*Provided text:*
↓↓↓
Our goal in this section is to prove the following existence result for fiberwise cocompletions:

Theorem 9.3.4.1. Let $\mathbb {K}$ be a collection of simplicial sets and let $U: \operatorname{\mathcal{E}}\rightarrow \operatorname{\mathcal{C}}$ be an inner fibration of simplicial sets. Then there exists a commutative diagram

$\xymatrix@R =50pt@C=50pt{ \operatorname{\mathcal{E}}\ar [rr]^-{H} \ar [dr]_{U} & & \widehat{\operatorname{\mathcal{E}}} \ar [dl]^{ \widehat{U} } \\ & \operatorname{\mathcal{C}}& }$

which exhibits $\widehat{\operatorname{\mathcal{E}}}$ as a fiberwise $\mathbb {K}$-cocompletion of $\operatorname{\mathcal{E}}$ (in the sense of Definition 9.3.1.12).
↑↑↑
*Aim of the task:*
Transcribe the fiberwise cocompletions passage, starting at the words "Our goal in" and stopping after "of Definition 9.3.1.12).".

*Information shown:*
↓↓↓
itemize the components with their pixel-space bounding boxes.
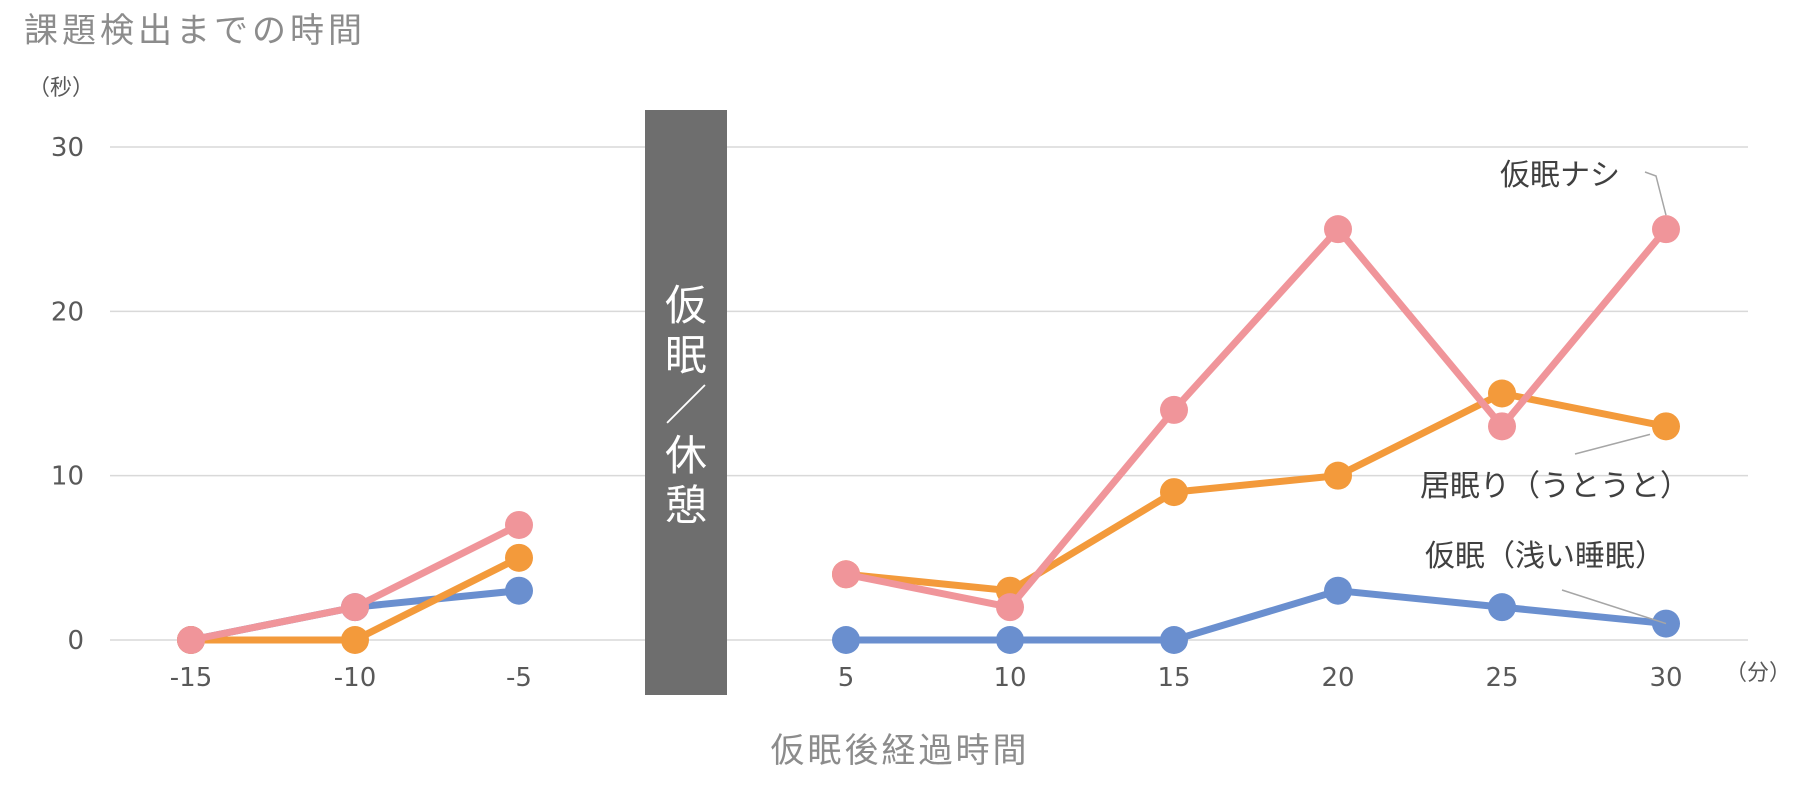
↑↑↑
*Exercise output:*
Our goal in this section is to prove the following existence result for fiberwise cocompletions:

Theorem 9.3.4.1. Let $\mathbb {K}$ be a collection of simplicial sets and let $U: \operatorname{\mathcal{E}}\rightarrow \operatorname{\mathcal{C}}$ be an inner fibration of simplicial sets. Then there exists a commutative diagram

$\xymatrix@R =50pt@C=50pt{ \operatorname{\mathcal{E}}\ar [rr]^-{H} \ar [dr]_{U} & & \widehat{\operatorname{\mathcal{E}}} \ar [dl]^{ \widehat{U} } \\ & \operatorname{\mathcal{C}}& }$

which exhibits $\widehat{\operatorname{\mathcal{E}}}$ as a fiberwise $\mathbb {K}$-cocompletion of $\operatorname{\mathcal{E}}$ (in the sense of Definition 9.3.1.12).